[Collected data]
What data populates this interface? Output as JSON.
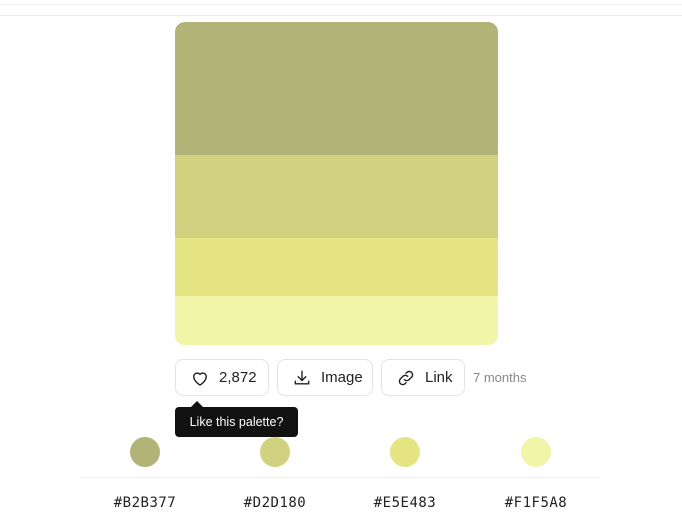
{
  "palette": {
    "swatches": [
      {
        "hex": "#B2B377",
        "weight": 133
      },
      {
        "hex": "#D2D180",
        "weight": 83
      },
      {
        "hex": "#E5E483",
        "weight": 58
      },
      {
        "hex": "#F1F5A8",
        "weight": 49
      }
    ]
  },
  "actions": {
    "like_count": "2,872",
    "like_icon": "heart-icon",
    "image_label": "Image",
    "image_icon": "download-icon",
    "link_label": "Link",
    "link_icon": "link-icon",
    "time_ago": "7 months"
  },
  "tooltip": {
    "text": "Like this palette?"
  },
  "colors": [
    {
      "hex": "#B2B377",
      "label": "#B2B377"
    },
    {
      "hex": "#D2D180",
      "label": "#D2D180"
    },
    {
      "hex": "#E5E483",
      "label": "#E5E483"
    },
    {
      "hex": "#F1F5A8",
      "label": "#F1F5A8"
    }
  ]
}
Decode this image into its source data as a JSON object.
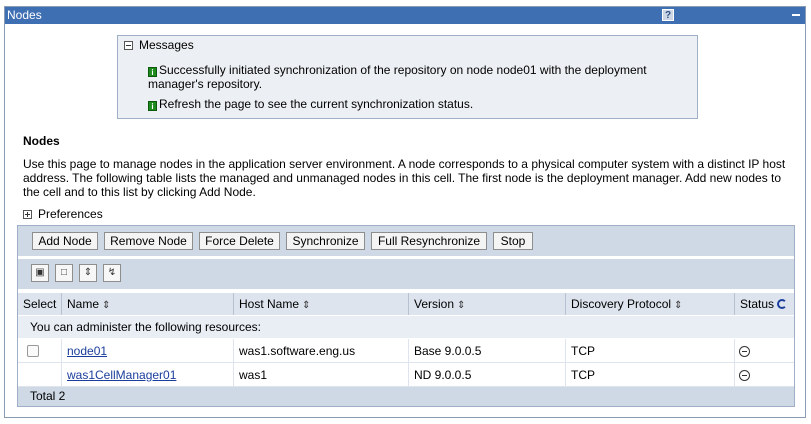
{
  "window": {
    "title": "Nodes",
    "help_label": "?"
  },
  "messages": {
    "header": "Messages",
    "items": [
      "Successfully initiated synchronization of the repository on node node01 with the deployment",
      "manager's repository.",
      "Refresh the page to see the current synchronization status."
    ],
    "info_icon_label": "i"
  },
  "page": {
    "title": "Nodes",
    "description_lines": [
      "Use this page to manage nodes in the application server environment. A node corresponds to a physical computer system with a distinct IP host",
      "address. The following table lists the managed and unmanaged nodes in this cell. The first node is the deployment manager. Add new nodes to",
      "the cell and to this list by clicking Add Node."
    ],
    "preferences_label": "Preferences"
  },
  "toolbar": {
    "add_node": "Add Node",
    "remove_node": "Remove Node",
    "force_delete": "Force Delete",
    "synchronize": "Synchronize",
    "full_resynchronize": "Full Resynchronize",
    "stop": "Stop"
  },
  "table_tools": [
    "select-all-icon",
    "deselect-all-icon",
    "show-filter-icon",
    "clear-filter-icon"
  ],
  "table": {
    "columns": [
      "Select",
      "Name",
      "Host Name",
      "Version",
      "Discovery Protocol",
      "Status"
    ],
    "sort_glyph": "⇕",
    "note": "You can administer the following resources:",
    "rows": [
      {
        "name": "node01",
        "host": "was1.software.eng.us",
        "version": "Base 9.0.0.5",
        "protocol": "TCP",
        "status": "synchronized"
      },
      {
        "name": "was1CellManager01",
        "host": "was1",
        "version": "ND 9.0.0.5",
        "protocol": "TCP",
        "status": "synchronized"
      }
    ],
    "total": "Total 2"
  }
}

| EXERCISE |
Restate each entry word for word, leaving out any pictures.

| SOLUTION |
What data populates this interface? Output as JSON.
{
  "palette": {
    "swatches": [
      {
        "hex": "#B2B377",
        "weight": 133
      },
      {
        "hex": "#D2D180",
        "weight": 83
      },
      {
        "hex": "#E5E483",
        "weight": 58
      },
      {
        "hex": "#F1F5A8",
        "weight": 49
      }
    ]
  },
  "actions": {
    "like_count": "2,872",
    "like_icon": "heart-icon",
    "image_label": "Image",
    "image_icon": "download-icon",
    "link_label": "Link",
    "link_icon": "link-icon",
    "time_ago": "7 months"
  },
  "tooltip": {
    "text": "Like this palette?"
  },
  "colors": [
    {
      "hex": "#B2B377",
      "label": "#B2B377"
    },
    {
      "hex": "#D2D180",
      "label": "#D2D180"
    },
    {
      "hex": "#E5E483",
      "label": "#E5E483"
    },
    {
      "hex": "#F1F5A8",
      "label": "#F1F5A8"
    }
  ]
}
Decode this image into its source data as a JSON object.
{
  "window": {
    "title": "Nodes",
    "help_label": "?"
  },
  "messages": {
    "header": "Messages",
    "items": [
      "Successfully initiated synchronization of the repository on node node01 with the deployment",
      "manager's repository.",
      "Refresh the page to see the current synchronization status."
    ],
    "info_icon_label": "i"
  },
  "page": {
    "title": "Nodes",
    "description_lines": [
      "Use this page to manage nodes in the application server environment. A node corresponds to a physical computer system with a distinct IP host",
      "address. The following table lists the managed and unmanaged nodes in this cell. The first node is the deployment manager. Add new nodes to",
      "the cell and to this list by clicking Add Node."
    ],
    "preferences_label": "Preferences"
  },
  "toolbar": {
    "add_node": "Add Node",
    "remove_node": "Remove Node",
    "force_delete": "Force Delete",
    "synchronize": "Synchronize",
    "full_resynchronize": "Full Resynchronize",
    "stop": "Stop"
  },
  "table_tools": [
    "select-all-icon",
    "deselect-all-icon",
    "show-filter-icon",
    "clear-filter-icon"
  ],
  "table": {
    "columns": [
      "Select",
      "Name",
      "Host Name",
      "Version",
      "Discovery Protocol",
      "Status"
    ],
    "sort_glyph": "⇕",
    "note": "You can administer the following resources:",
    "rows": [
      {
        "name": "node01",
        "host": "was1.software.eng.us",
        "version": "Base 9.0.0.5",
        "protocol": "TCP",
        "status": "synchronized"
      },
      {
        "name": "was1CellManager01",
        "host": "was1",
        "version": "ND 9.0.0.5",
        "protocol": "TCP",
        "status": "synchronized"
      }
    ],
    "total": "Total 2"
  }
}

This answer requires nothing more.